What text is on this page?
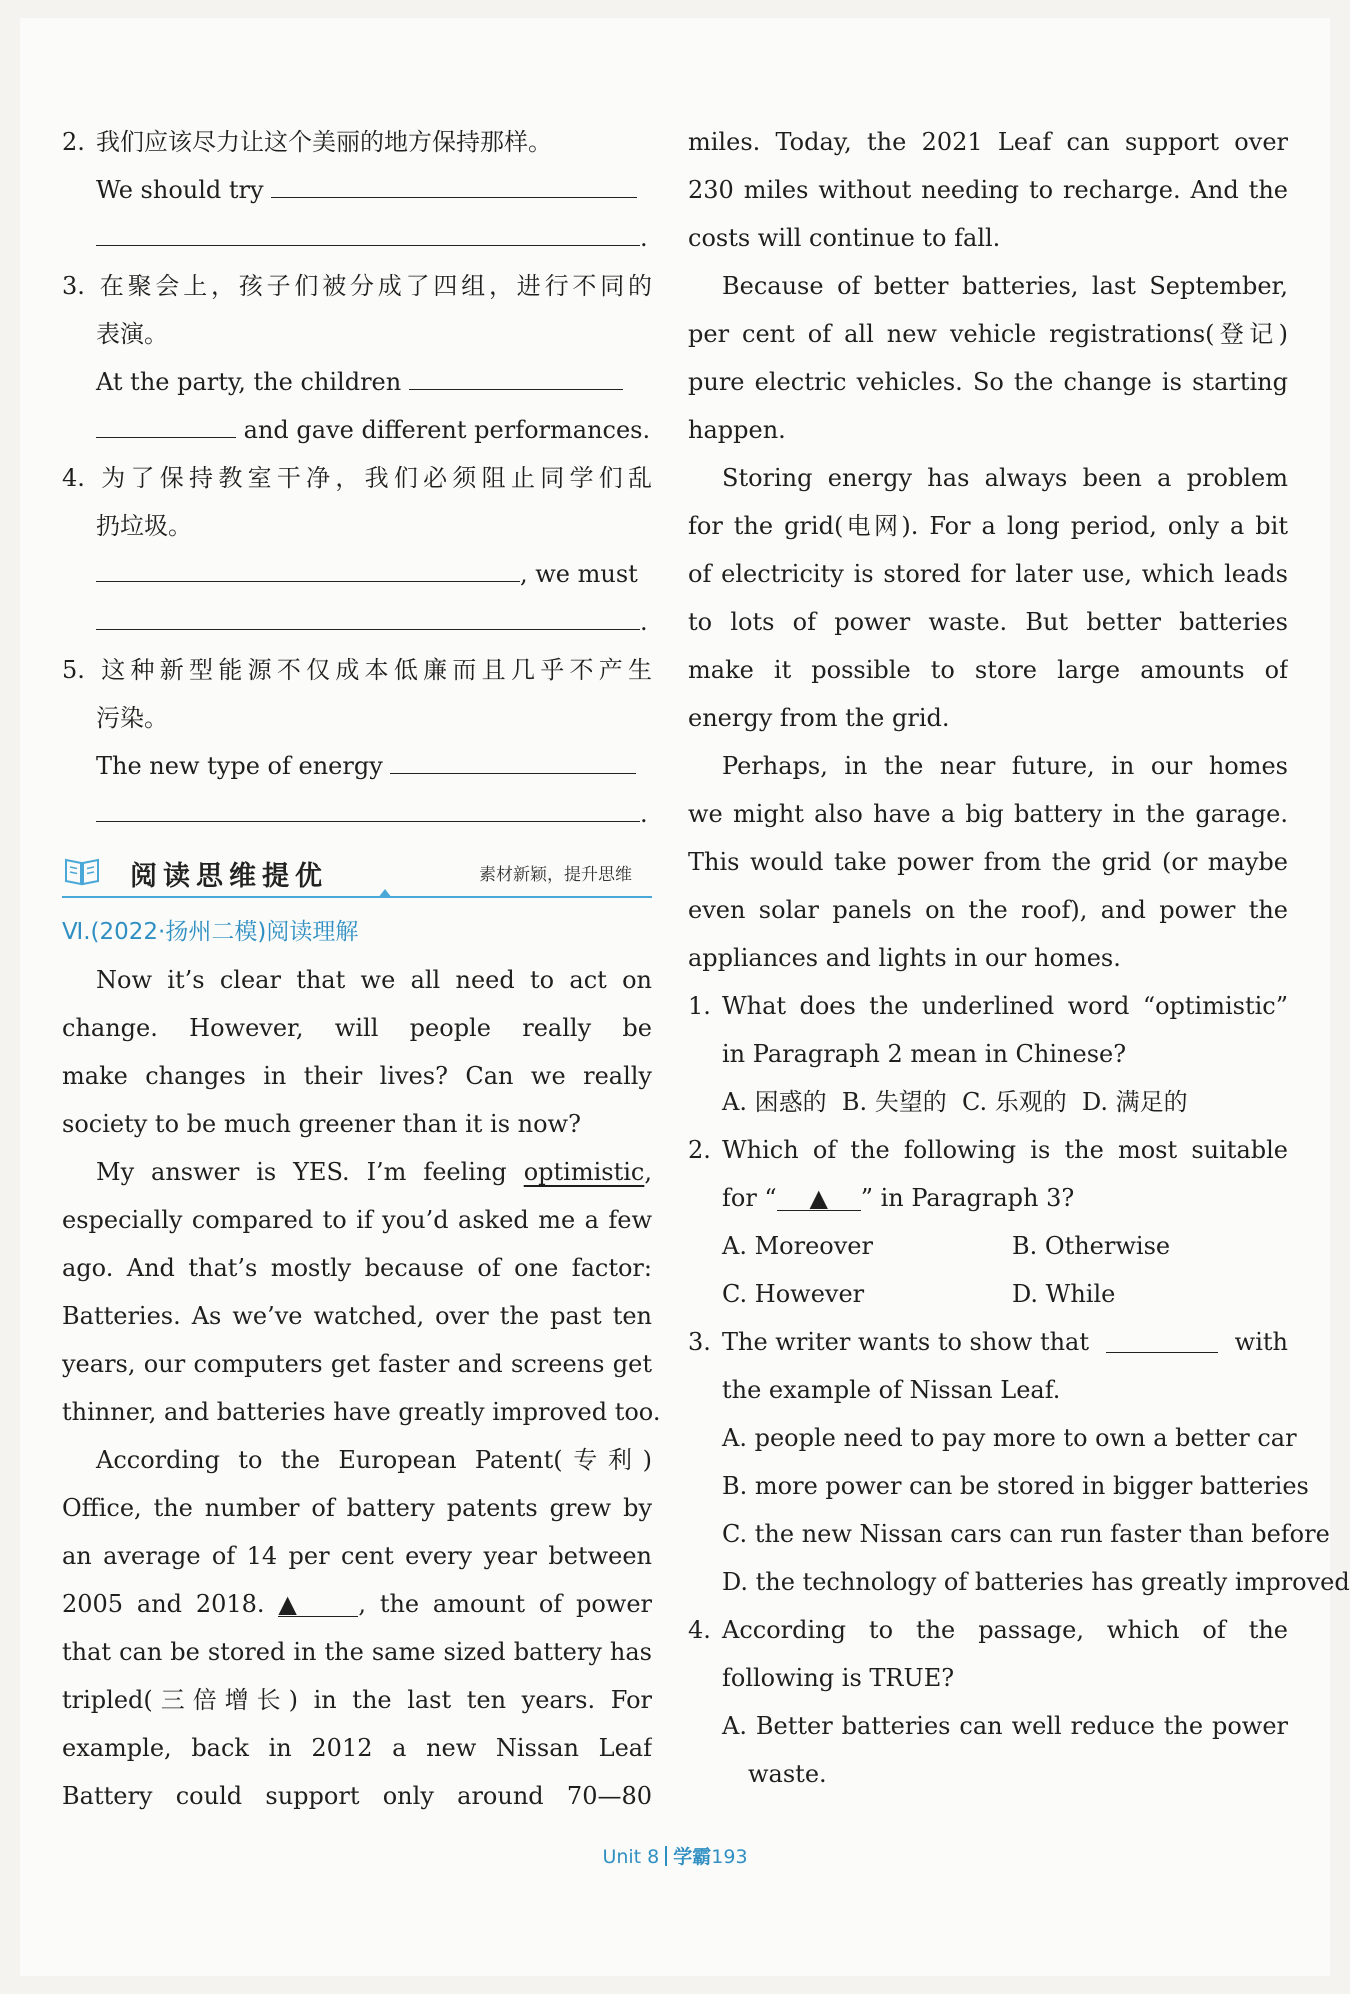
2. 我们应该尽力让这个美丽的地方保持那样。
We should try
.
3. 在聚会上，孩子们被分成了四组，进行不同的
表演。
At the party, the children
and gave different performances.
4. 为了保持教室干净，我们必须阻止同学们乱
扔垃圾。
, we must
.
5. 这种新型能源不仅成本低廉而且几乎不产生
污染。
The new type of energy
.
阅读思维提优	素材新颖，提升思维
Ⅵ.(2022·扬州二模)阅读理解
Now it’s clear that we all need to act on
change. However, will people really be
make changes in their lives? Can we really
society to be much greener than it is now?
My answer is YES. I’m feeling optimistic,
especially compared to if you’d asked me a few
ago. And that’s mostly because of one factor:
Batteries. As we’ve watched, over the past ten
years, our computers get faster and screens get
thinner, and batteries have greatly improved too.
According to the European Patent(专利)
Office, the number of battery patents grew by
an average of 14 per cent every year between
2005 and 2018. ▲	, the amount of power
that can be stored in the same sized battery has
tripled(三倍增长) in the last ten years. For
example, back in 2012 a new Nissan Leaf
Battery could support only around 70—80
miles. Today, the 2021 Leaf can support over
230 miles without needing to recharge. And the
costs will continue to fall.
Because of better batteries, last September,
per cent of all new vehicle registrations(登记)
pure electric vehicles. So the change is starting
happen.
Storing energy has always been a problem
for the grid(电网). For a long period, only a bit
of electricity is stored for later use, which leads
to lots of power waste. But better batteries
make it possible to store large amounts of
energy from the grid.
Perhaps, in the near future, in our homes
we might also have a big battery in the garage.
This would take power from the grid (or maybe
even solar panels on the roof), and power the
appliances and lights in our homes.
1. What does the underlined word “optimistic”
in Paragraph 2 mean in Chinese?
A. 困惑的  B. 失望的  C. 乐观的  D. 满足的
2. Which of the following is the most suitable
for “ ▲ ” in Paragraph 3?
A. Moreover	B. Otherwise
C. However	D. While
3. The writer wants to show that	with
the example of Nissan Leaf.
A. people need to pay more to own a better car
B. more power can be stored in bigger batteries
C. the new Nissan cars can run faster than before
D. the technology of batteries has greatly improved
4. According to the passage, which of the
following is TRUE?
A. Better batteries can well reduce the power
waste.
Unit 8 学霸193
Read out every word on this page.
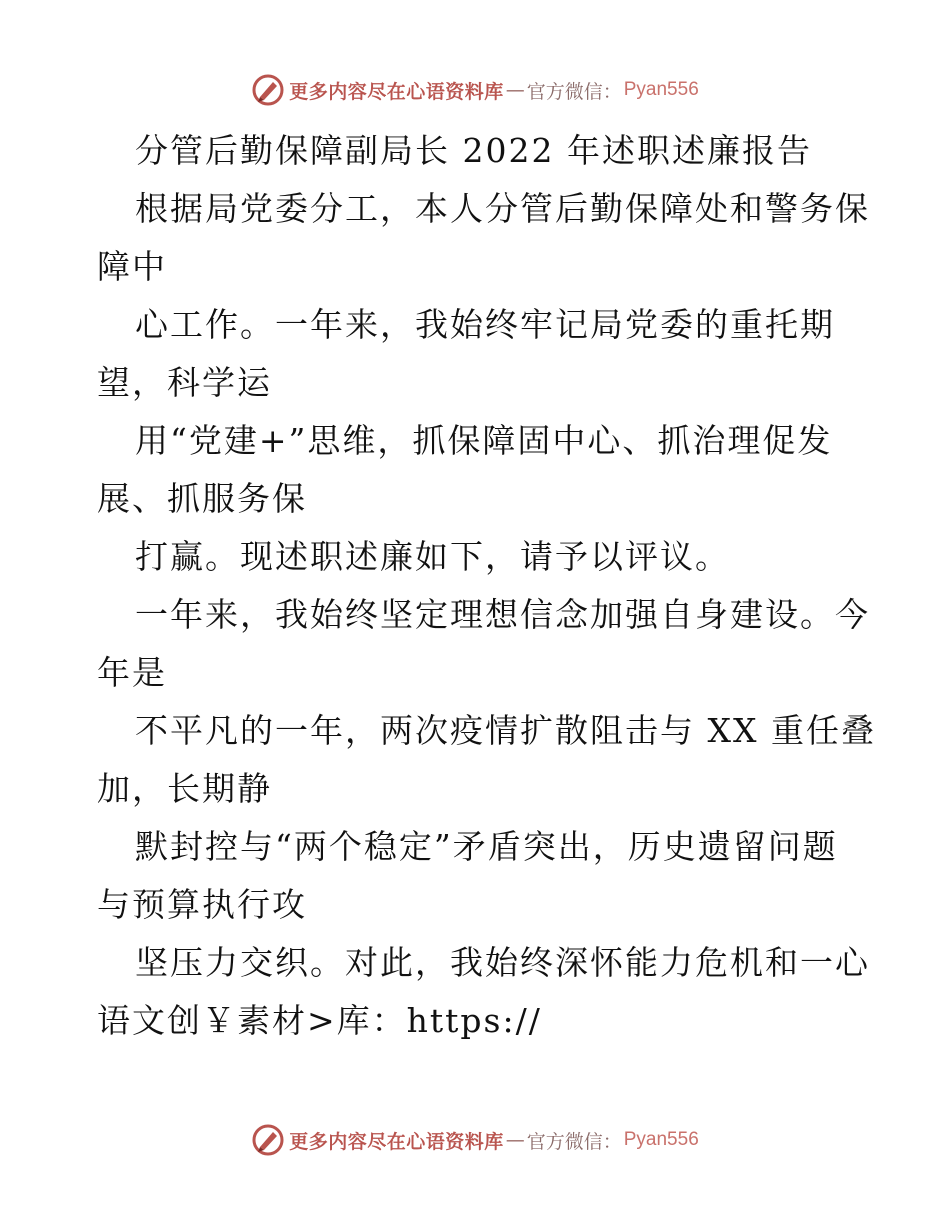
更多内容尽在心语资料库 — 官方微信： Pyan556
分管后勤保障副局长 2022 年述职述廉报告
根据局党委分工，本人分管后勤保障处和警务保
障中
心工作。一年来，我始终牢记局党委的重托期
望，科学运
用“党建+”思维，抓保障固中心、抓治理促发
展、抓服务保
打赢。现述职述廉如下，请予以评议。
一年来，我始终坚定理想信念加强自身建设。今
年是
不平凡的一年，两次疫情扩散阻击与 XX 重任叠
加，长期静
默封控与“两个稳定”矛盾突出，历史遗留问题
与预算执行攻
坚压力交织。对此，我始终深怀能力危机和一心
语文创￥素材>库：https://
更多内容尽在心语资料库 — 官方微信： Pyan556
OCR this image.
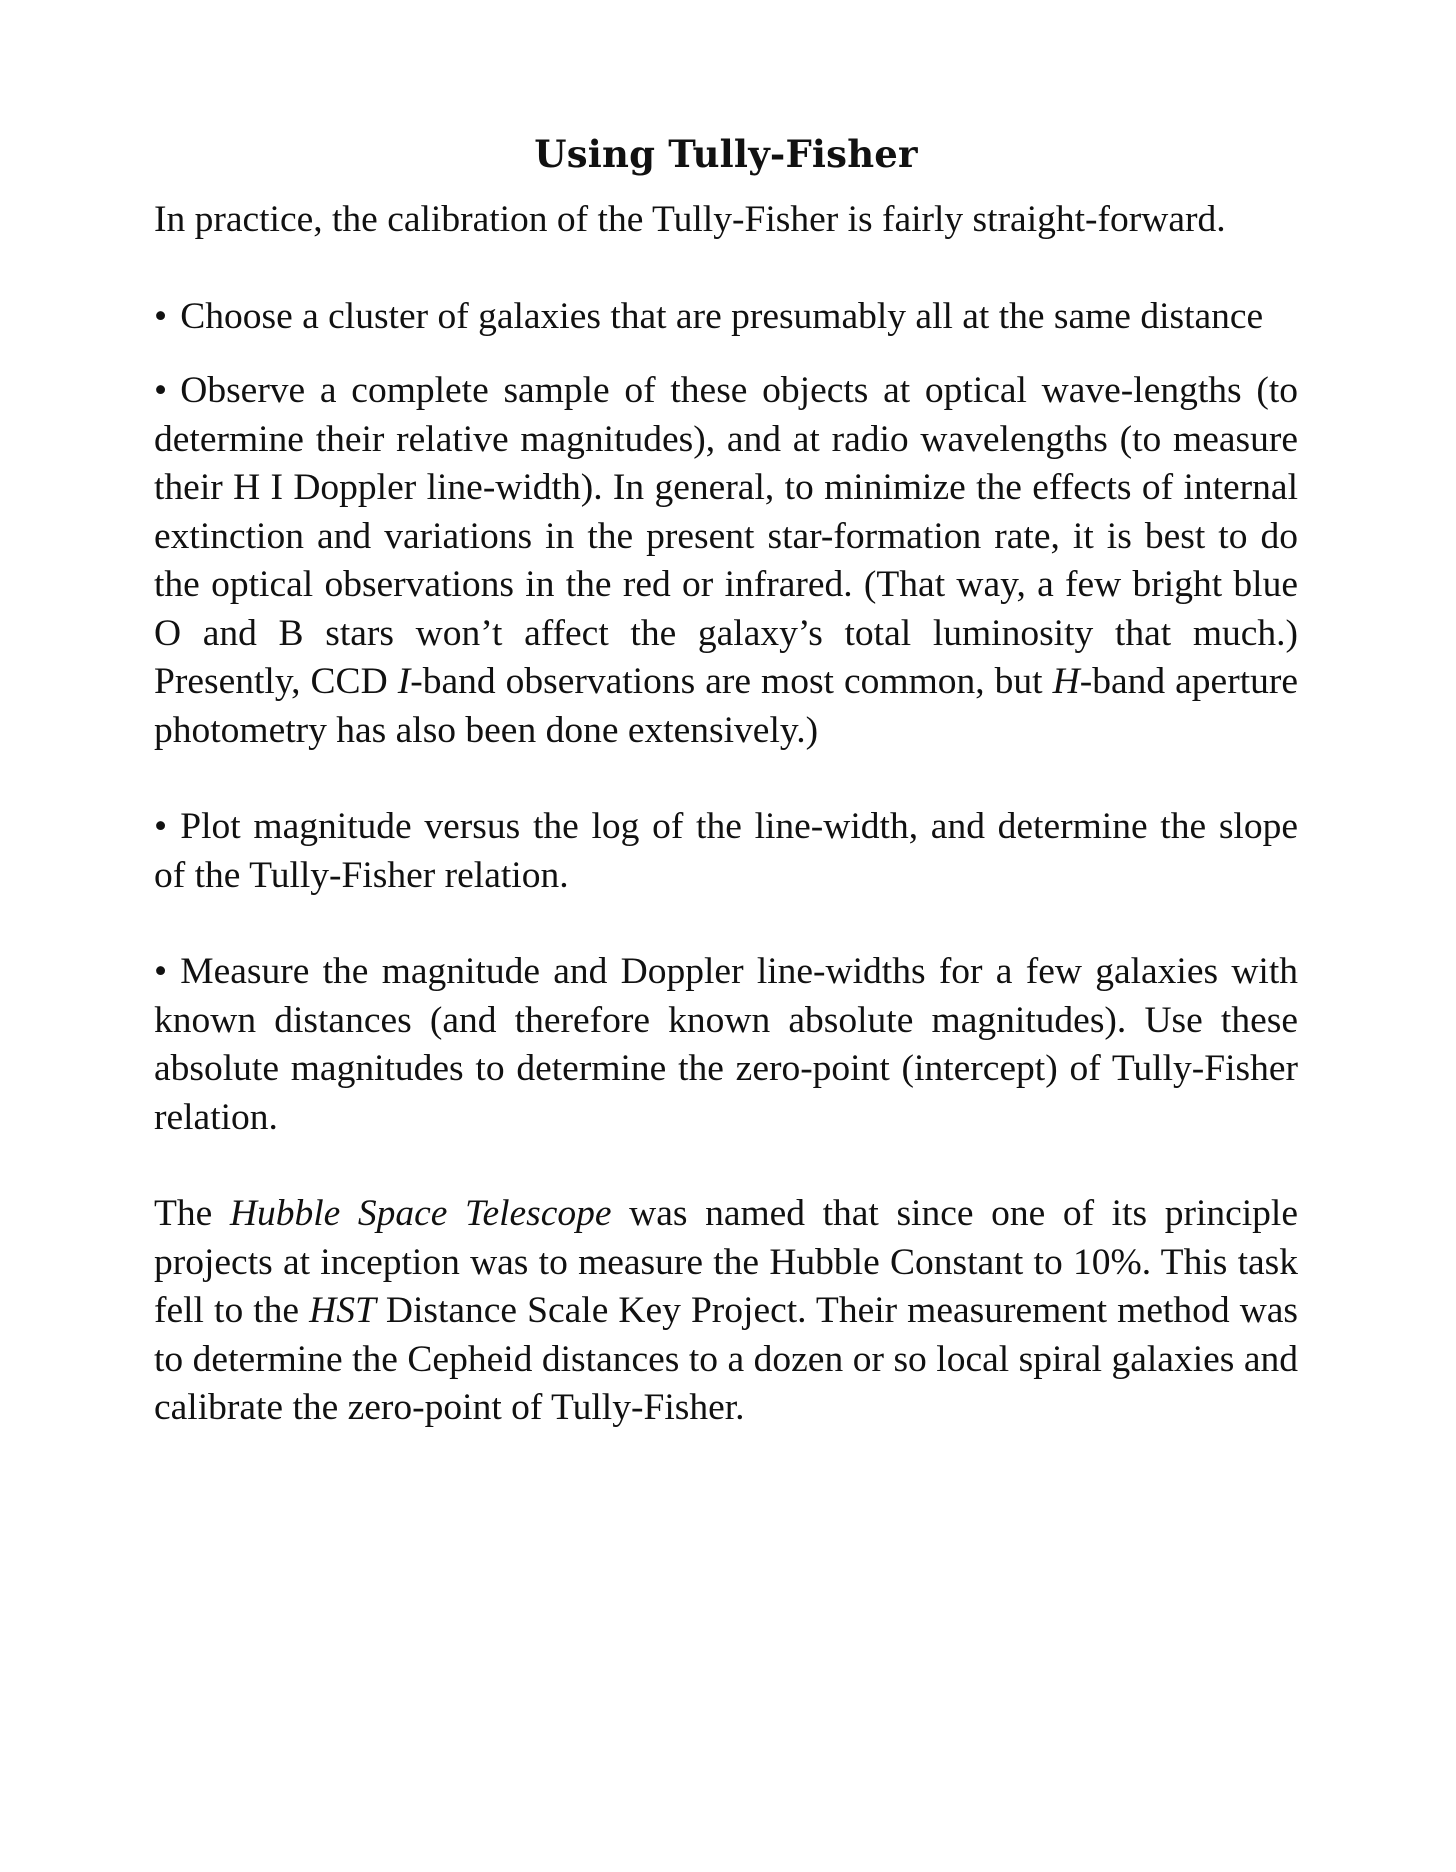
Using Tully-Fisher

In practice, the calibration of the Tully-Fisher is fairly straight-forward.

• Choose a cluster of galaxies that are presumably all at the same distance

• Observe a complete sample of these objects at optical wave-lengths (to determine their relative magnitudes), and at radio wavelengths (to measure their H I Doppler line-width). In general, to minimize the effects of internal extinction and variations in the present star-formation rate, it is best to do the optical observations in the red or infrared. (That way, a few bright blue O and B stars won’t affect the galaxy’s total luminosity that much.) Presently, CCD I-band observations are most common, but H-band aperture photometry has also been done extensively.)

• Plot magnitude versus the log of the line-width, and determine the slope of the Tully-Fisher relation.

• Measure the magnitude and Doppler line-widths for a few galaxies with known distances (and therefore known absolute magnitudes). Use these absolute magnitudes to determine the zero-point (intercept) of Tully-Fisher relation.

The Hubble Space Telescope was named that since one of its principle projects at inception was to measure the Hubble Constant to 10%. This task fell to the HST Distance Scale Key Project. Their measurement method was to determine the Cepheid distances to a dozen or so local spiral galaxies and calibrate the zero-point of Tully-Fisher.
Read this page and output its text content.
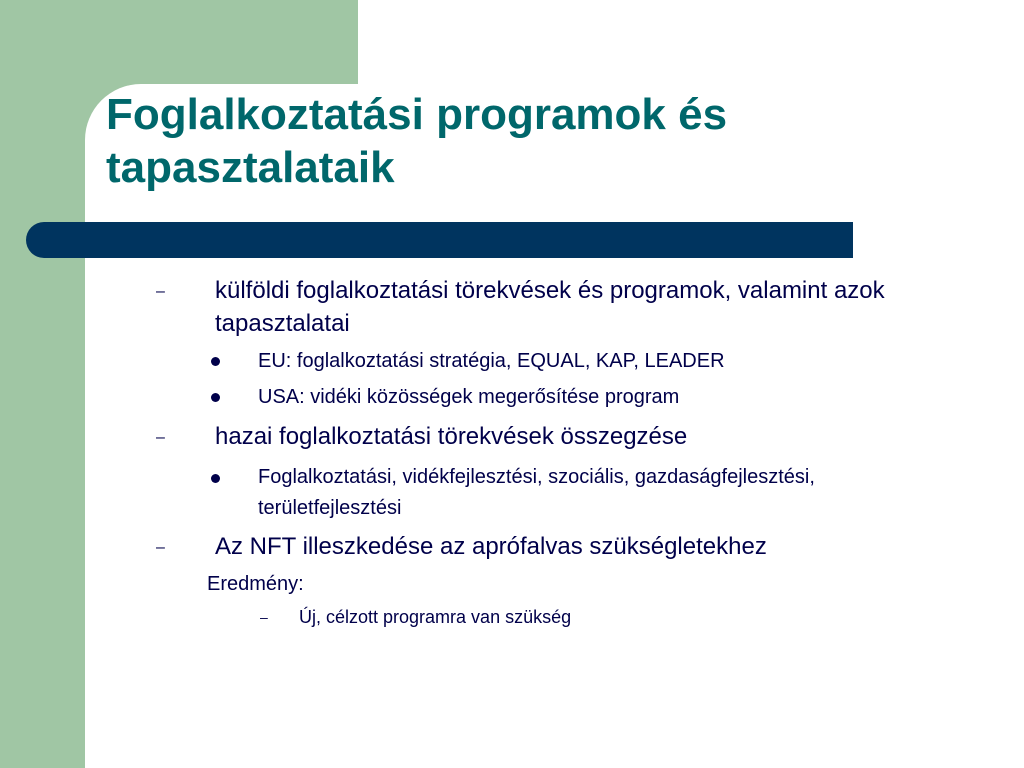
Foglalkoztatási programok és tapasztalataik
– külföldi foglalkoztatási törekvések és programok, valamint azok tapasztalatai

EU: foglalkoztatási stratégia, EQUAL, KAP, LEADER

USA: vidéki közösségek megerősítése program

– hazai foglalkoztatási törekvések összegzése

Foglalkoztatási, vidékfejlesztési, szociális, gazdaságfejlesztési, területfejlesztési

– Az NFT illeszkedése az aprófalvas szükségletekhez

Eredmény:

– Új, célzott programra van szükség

--------------------------------

Restate word for word the lines above that start at the line containing "Read this page and output its text content." and run to the end of the listing; exclude the pictures.

▶ [Full response]:
Read this page and output its text content.
Foglalkoztatási programok és tapasztalataik
– külföldi foglalkoztatási törekvések és programok, valamint azok tapasztalatai

EU: foglalkoztatási stratégia, EQUAL, KAP, LEADER

USA: vidéki közösségek megerősítése program

– hazai foglalkoztatási törekvések összegzése

Foglalkoztatási, vidékfejlesztési, szociális, gazdaságfejlesztési, területfejlesztési

– Az NFT illeszkedése az aprófalvas szükségletekhez

Eredmény:

– Új, célzott programra van szükség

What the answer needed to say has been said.